_RECORDS FOR THE EXERCISE:_
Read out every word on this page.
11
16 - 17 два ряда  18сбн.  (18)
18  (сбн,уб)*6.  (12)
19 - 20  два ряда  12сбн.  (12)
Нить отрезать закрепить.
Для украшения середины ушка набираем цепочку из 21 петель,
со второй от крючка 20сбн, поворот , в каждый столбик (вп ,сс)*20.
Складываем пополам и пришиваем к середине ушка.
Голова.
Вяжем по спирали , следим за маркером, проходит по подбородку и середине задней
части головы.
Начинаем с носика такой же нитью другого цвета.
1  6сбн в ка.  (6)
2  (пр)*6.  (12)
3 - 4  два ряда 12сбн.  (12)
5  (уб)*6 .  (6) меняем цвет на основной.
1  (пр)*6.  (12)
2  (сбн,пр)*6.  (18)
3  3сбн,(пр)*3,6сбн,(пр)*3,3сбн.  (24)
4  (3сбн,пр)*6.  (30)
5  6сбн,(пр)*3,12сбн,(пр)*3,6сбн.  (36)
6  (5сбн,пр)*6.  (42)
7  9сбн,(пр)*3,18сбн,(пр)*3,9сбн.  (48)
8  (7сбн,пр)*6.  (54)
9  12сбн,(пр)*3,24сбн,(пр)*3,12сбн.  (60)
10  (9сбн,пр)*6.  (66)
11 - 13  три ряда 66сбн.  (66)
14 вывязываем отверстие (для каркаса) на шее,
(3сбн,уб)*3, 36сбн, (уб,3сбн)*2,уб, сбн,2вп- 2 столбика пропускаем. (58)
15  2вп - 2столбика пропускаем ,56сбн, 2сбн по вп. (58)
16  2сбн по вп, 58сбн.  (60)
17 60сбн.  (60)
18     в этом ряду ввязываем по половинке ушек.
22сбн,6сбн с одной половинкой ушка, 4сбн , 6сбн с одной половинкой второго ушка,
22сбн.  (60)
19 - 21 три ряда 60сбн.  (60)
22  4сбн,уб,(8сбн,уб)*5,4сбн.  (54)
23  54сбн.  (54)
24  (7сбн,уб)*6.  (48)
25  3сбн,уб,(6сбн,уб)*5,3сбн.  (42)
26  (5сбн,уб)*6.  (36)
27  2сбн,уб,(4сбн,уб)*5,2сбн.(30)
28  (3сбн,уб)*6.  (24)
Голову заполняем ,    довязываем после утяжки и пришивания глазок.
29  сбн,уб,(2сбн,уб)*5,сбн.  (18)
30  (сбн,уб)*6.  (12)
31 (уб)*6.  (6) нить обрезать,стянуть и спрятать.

_WHAT THE TASK ASKS:_ State only the count of lines above that hold the string "ушка".

_ANSWER BELOW:_ 3